### Task:
Scan the material below for lines with the word "color" and report how many there are, with nothing added.

(Figure content listings)
+ + + +
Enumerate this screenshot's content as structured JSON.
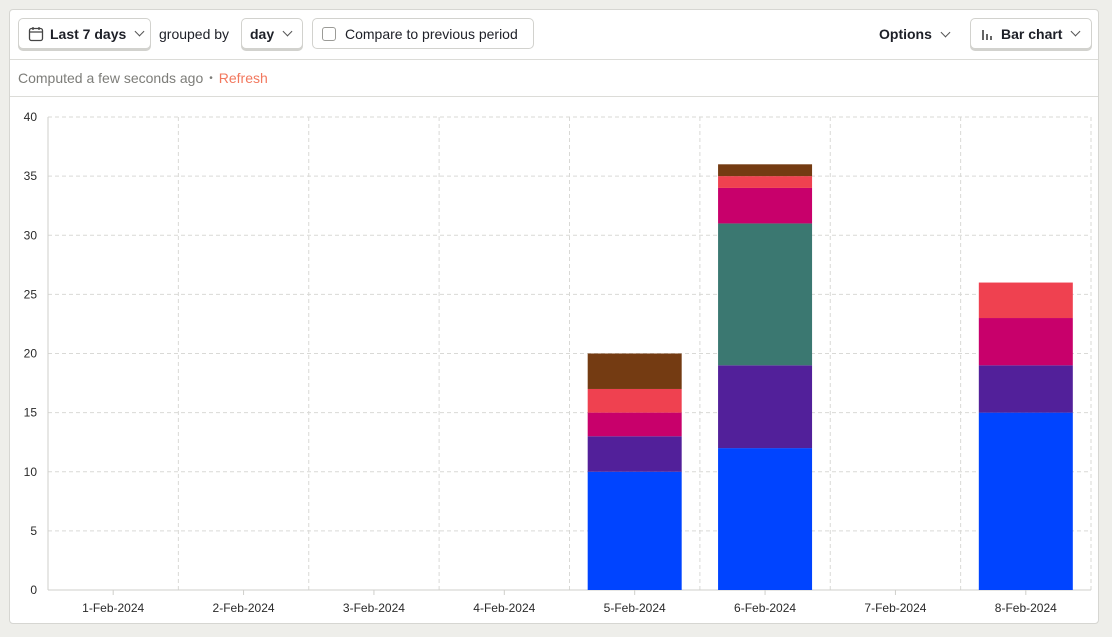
{
  "toolbar": {
    "date_range_label": "Last 7 days",
    "grouped_by_label": "grouped by",
    "interval_label": "day",
    "compare_label": "Compare to previous period",
    "options_label": "Options",
    "chart_type_label": "Bar chart"
  },
  "status": {
    "computed_text": "Computed a few seconds ago",
    "separator": "•",
    "refresh_label": "Refresh"
  },
  "chart_data": {
    "type": "bar",
    "stacked": true,
    "categories": [
      "1-Feb-2024",
      "2-Feb-2024",
      "3-Feb-2024",
      "4-Feb-2024",
      "5-Feb-2024",
      "6-Feb-2024",
      "7-Feb-2024",
      "8-Feb-2024"
    ],
    "series": [
      {
        "color": "#0044ff",
        "values": [
          0,
          0,
          0,
          0,
          10,
          12,
          0,
          15
        ]
      },
      {
        "color": "#52209a",
        "values": [
          0,
          0,
          0,
          0,
          3,
          7,
          0,
          4
        ]
      },
      {
        "color": "#3b7871",
        "values": [
          0,
          0,
          0,
          0,
          0,
          12,
          0,
          0
        ]
      },
      {
        "color": "#c8006b",
        "values": [
          0,
          0,
          0,
          0,
          2,
          3,
          0,
          4
        ]
      },
      {
        "color": "#ef4150",
        "values": [
          0,
          0,
          0,
          0,
          2,
          1,
          0,
          3
        ]
      },
      {
        "color": "#743b12",
        "values": [
          0,
          0,
          0,
          0,
          3,
          1,
          0,
          0
        ]
      }
    ],
    "yticks": [
      0,
      5,
      10,
      15,
      20,
      25,
      30,
      35,
      40
    ],
    "ylim": [
      0,
      40
    ],
    "grid": true,
    "legend": "none"
  }
}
+ + + +
### Exercise response:
6